Written instruction: Among the lines below, count those with "Producción". Give the total alone.

Figure record listings:
------------------------------------------------------------

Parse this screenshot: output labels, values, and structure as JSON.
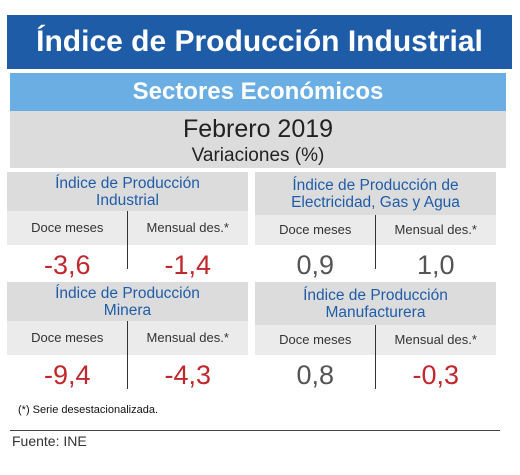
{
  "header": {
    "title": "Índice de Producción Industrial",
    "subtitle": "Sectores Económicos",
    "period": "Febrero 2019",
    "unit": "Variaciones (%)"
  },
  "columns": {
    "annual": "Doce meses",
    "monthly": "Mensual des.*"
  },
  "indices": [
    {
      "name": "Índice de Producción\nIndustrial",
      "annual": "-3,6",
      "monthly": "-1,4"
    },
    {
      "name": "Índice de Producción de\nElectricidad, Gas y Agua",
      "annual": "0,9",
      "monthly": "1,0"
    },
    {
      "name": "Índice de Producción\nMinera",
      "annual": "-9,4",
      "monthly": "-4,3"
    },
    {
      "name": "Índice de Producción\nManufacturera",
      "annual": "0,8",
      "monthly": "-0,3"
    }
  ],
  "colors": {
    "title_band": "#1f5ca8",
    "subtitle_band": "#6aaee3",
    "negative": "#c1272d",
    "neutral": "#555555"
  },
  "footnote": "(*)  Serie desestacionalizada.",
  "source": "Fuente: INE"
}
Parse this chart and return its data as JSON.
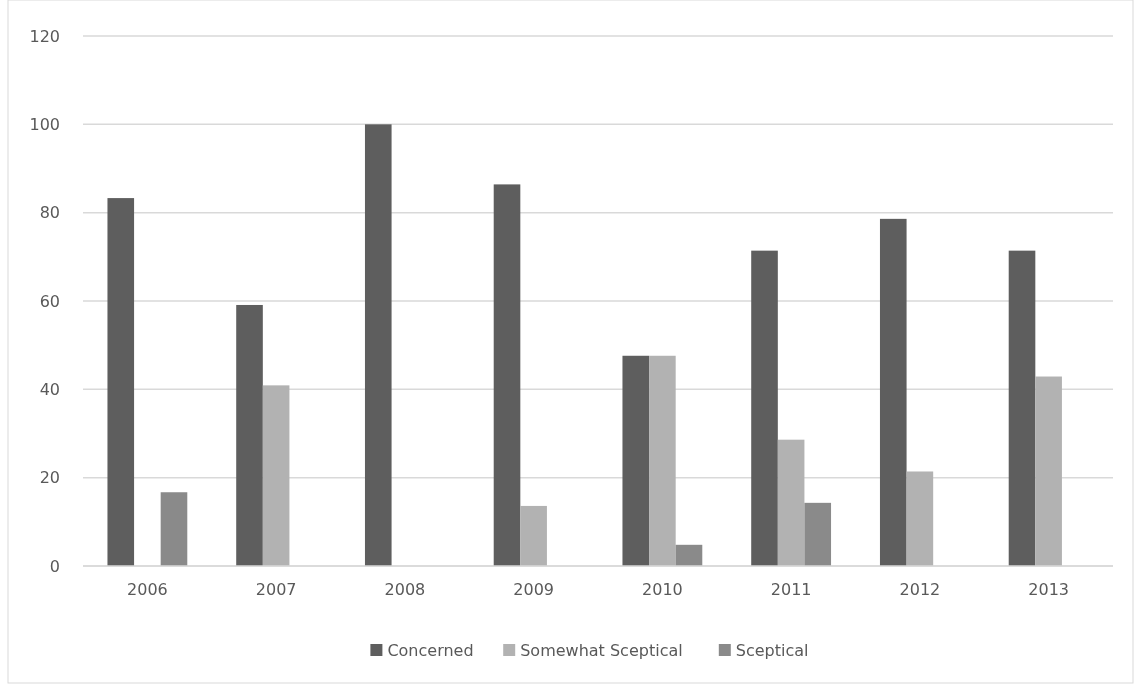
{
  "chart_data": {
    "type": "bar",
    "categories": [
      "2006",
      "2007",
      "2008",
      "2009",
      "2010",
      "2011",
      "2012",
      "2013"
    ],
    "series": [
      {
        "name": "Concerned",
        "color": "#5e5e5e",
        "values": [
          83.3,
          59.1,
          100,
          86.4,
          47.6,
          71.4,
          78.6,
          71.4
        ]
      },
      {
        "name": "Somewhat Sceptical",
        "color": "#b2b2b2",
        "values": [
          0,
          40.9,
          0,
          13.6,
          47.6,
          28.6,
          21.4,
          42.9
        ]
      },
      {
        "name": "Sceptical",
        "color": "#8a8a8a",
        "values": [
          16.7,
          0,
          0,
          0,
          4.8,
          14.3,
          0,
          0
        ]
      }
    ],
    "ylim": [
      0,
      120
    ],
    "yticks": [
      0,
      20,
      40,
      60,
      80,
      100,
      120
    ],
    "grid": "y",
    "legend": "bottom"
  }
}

------------------------------------------------------------

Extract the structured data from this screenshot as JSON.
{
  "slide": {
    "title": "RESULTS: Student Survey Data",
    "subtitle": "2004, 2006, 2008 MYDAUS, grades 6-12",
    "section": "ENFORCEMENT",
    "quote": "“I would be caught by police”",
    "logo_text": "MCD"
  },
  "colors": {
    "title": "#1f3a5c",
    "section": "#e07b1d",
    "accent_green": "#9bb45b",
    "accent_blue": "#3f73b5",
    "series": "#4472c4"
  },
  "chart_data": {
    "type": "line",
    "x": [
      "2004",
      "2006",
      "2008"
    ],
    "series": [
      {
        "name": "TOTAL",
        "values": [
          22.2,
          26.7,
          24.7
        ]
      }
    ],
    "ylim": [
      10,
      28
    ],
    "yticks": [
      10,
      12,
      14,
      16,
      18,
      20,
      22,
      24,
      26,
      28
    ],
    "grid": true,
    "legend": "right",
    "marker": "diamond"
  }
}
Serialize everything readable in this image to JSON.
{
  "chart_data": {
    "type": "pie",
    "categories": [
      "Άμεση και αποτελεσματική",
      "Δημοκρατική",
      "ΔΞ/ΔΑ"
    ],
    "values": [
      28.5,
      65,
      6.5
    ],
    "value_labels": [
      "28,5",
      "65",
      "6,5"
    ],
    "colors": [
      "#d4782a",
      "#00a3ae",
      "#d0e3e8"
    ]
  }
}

------------------------------------------------------------

Answer to this exercise: 5